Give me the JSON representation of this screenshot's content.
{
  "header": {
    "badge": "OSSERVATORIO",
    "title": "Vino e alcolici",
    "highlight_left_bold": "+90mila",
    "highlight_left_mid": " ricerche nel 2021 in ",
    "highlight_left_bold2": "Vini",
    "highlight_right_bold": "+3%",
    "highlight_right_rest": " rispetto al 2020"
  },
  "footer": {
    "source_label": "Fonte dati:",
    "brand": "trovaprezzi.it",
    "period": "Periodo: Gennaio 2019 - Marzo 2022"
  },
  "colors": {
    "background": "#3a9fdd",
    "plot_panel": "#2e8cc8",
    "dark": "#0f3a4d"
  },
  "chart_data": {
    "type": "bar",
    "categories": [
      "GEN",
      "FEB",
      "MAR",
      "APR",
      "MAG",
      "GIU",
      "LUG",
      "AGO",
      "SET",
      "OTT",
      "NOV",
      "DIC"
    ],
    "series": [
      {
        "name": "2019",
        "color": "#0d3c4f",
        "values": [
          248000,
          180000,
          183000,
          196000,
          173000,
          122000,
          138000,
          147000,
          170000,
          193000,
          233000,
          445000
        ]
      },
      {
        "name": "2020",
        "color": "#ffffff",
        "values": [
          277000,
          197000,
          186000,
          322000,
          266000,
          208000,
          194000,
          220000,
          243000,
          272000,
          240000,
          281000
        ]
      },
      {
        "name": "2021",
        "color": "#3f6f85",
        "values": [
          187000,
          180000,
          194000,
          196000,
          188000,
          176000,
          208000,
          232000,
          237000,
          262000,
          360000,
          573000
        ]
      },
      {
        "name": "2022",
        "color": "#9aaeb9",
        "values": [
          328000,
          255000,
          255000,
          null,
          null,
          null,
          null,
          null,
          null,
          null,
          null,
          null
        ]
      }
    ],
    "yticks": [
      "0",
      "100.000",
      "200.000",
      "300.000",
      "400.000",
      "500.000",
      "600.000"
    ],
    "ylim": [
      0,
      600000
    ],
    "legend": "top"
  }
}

^^^^^^^^^^^^^^^^

**WHAT TO PRODUCE**: Copy each line of the data above without altering a single character.

**SOLUTION**:
Give me the JSON representation of this screenshot's content.
{
  "header": {
    "badge": "OSSERVATORIO",
    "title": "Vino e alcolici",
    "highlight_left_bold": "+90mila",
    "highlight_left_mid": " ricerche nel 2021 in ",
    "highlight_left_bold2": "Vini",
    "highlight_right_bold": "+3%",
    "highlight_right_rest": " rispetto al 2020"
  },
  "footer": {
    "source_label": "Fonte dati:",
    "brand": "trovaprezzi.it",
    "period": "Periodo: Gennaio 2019 - Marzo 2022"
  },
  "colors": {
    "background": "#3a9fdd",
    "plot_panel": "#2e8cc8",
    "dark": "#0f3a4d"
  },
  "chart_data": {
    "type": "bar",
    "categories": [
      "GEN",
      "FEB",
      "MAR",
      "APR",
      "MAG",
      "GIU",
      "LUG",
      "AGO",
      "SET",
      "OTT",
      "NOV",
      "DIC"
    ],
    "series": [
      {
        "name": "2019",
        "color": "#0d3c4f",
        "values": [
          248000,
          180000,
          183000,
          196000,
          173000,
          122000,
          138000,
          147000,
          170000,
          193000,
          233000,
          445000
        ]
      },
      {
        "name": "2020",
        "color": "#ffffff",
        "values": [
          277000,
          197000,
          186000,
          322000,
          266000,
          208000,
          194000,
          220000,
          243000,
          272000,
          240000,
          281000
        ]
      },
      {
        "name": "2021",
        "color": "#3f6f85",
        "values": [
          187000,
          180000,
          194000,
          196000,
          188000,
          176000,
          208000,
          232000,
          237000,
          262000,
          360000,
          573000
        ]
      },
      {
        "name": "2022",
        "color": "#9aaeb9",
        "values": [
          328000,
          255000,
          255000,
          null,
          null,
          null,
          null,
          null,
          null,
          null,
          null,
          null
        ]
      }
    ],
    "yticks": [
      "0",
      "100.000",
      "200.000",
      "300.000",
      "400.000",
      "500.000",
      "600.000"
    ],
    "ylim": [
      0,
      600000
    ],
    "legend": "top"
  }
}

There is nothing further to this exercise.